**Exercise aim:**
Give the entries back exactly, dropping each image.
** Start of Data lines **
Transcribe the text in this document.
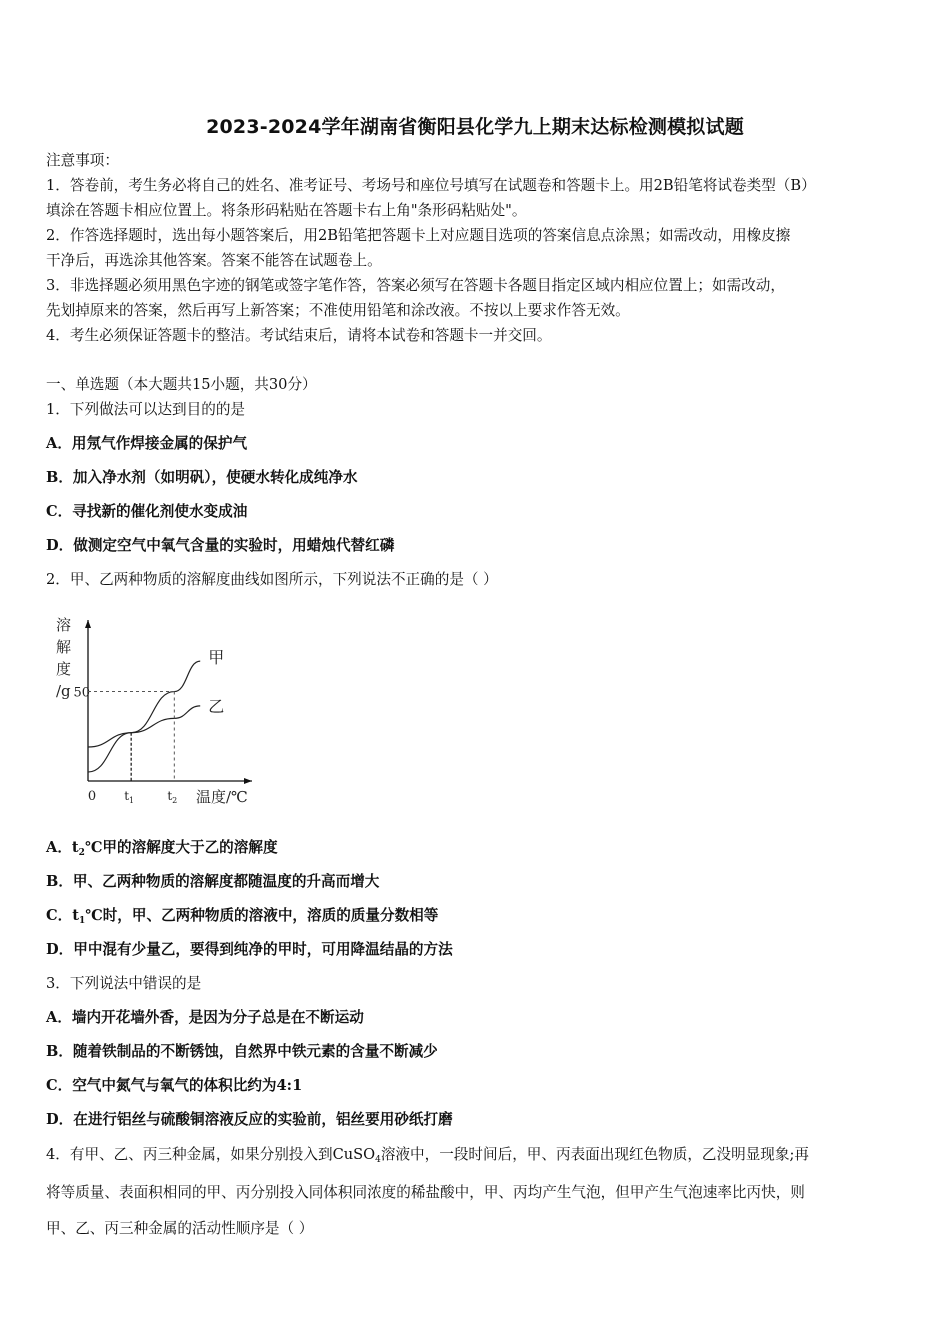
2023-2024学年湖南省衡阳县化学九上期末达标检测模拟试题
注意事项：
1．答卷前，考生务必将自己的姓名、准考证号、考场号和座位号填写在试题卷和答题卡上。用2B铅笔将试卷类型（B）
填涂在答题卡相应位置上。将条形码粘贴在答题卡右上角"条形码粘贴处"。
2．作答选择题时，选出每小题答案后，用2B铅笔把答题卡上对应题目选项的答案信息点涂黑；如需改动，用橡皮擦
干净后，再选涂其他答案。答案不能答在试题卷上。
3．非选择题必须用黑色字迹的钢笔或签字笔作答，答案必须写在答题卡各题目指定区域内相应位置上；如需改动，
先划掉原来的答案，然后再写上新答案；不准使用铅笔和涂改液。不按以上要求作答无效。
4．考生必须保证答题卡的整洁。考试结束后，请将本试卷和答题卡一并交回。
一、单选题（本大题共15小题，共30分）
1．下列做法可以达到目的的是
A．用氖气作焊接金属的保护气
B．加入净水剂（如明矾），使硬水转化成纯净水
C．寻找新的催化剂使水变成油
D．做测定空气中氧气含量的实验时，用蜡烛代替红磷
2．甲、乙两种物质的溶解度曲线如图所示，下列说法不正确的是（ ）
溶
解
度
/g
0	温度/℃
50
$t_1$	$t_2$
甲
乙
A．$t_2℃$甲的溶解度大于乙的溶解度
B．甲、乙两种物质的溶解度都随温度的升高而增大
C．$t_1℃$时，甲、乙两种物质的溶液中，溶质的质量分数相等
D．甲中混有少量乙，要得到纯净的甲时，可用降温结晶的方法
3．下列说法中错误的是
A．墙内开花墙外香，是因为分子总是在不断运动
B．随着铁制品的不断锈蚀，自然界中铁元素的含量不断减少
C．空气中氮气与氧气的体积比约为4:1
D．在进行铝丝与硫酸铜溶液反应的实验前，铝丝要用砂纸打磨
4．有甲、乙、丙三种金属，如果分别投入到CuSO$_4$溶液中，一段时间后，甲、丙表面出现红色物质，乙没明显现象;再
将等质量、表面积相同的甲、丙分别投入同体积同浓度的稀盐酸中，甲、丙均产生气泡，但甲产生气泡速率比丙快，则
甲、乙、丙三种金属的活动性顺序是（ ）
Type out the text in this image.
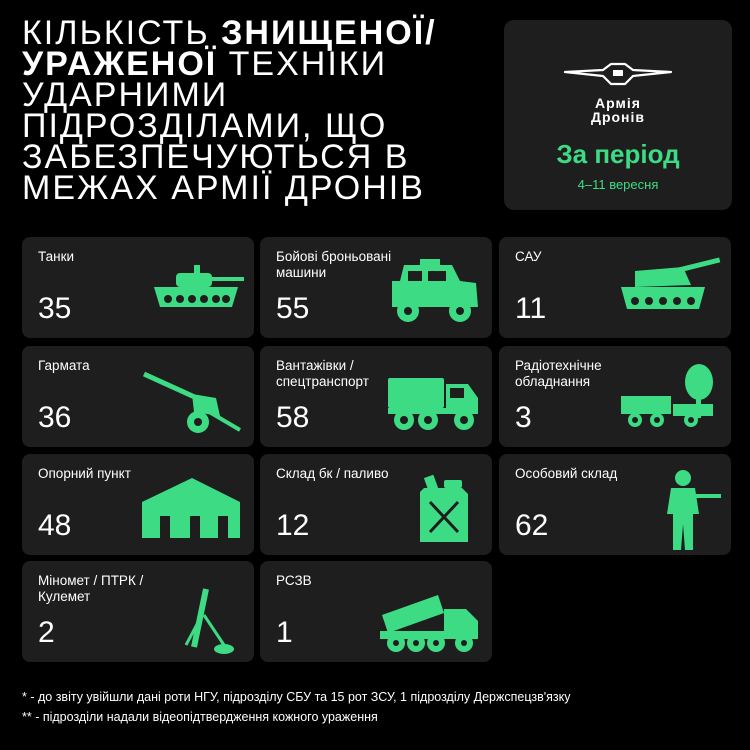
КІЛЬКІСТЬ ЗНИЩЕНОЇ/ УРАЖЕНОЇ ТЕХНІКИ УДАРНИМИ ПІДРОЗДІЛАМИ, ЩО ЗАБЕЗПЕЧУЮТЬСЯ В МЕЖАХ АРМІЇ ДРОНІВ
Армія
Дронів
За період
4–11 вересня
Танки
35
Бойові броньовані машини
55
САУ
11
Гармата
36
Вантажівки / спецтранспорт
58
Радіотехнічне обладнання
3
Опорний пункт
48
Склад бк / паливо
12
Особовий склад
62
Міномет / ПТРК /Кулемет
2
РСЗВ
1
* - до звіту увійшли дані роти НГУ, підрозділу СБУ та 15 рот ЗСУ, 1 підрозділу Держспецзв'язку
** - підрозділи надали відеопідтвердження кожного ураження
** End of Data lines **
**Response for this exercise:**
Transcribe the text in this document.
2023-2024学年湖南省衡阳县化学九上期末达标检测模拟试题
注意事项：
1．答卷前，考生务必将自己的姓名、准考证号、考场号和座位号填写在试题卷和答题卡上。用2B铅笔将试卷类型（B）
填涂在答题卡相应位置上。将条形码粘贴在答题卡右上角"条形码粘贴处"。
2．作答选择题时，选出每小题答案后，用2B铅笔把答题卡上对应题目选项的答案信息点涂黑；如需改动，用橡皮擦
干净后，再选涂其他答案。答案不能答在试题卷上。
3．非选择题必须用黑色字迹的钢笔或签字笔作答，答案必须写在答题卡各题目指定区域内相应位置上；如需改动，
先划掉原来的答案，然后再写上新答案；不准使用铅笔和涂改液。不按以上要求作答无效。
4．考生必须保证答题卡的整洁。考试结束后，请将本试卷和答题卡一并交回。
一、单选题（本大题共15小题，共30分）
1．下列做法可以达到目的的是
A．用氖气作焊接金属的保护气
B．加入净水剂（如明矾），使硬水转化成纯净水
C．寻找新的催化剂使水变成油
D．做测定空气中氧气含量的实验时，用蜡烛代替红磷
2．甲、乙两种物质的溶解度曲线如图所示，下列说法不正确的是（ ）
溶
解
度
/g
0	温度/℃
50
$t_1$	$t_2$
甲
乙
A．$t_2℃$甲的溶解度大于乙的溶解度
B．甲、乙两种物质的溶解度都随温度的升高而增大
C．$t_1℃$时，甲、乙两种物质的溶液中，溶质的质量分数相等
D．甲中混有少量乙，要得到纯净的甲时，可用降温结晶的方法
3．下列说法中错误的是
A．墙内开花墙外香，是因为分子总是在不断运动
B．随着铁制品的不断锈蚀，自然界中铁元素的含量不断减少
C．空气中氮气与氧气的体积比约为4:1
D．在进行铝丝与硫酸铜溶液反应的实验前，铝丝要用砂纸打磨
4．有甲、乙、丙三种金属，如果分别投入到CuSO$_4$溶液中，一段时间后，甲、丙表面出现红色物质，乙没明显现象;再
将等质量、表面积相同的甲、丙分别投入同体积同浓度的稀盐酸中，甲、丙均产生气泡，但甲产生气泡速率比丙快，则
甲、乙、丙三种金属的活动性顺序是（ ）
Type out the text in this image.
КІЛЬКІСТЬ ЗНИЩЕНОЇ/ УРАЖЕНОЇ ТЕХНІКИ УДАРНИМИ ПІДРОЗДІЛАМИ, ЩО ЗАБЕЗПЕЧУЮТЬСЯ В МЕЖАХ АРМІЇ ДРОНІВ
Армія
Дронів
За період
4–11 вересня
Танки
35
Бойові броньовані машини
55
САУ
11
Гармата
36
Вантажівки / спецтранспорт
58
Радіотехнічне обладнання
3
Опорний пункт
48
Склад бк / паливо
12
Особовий склад
62
Міномет / ПТРК /Кулемет
2
РСЗВ
1
* - до звіту увійшли дані роти НГУ, підрозділу СБУ та 15 рот ЗСУ, 1 підрозділу Держспецзв'язку
** - підрозділи надали відеопідтвердження кожного ураження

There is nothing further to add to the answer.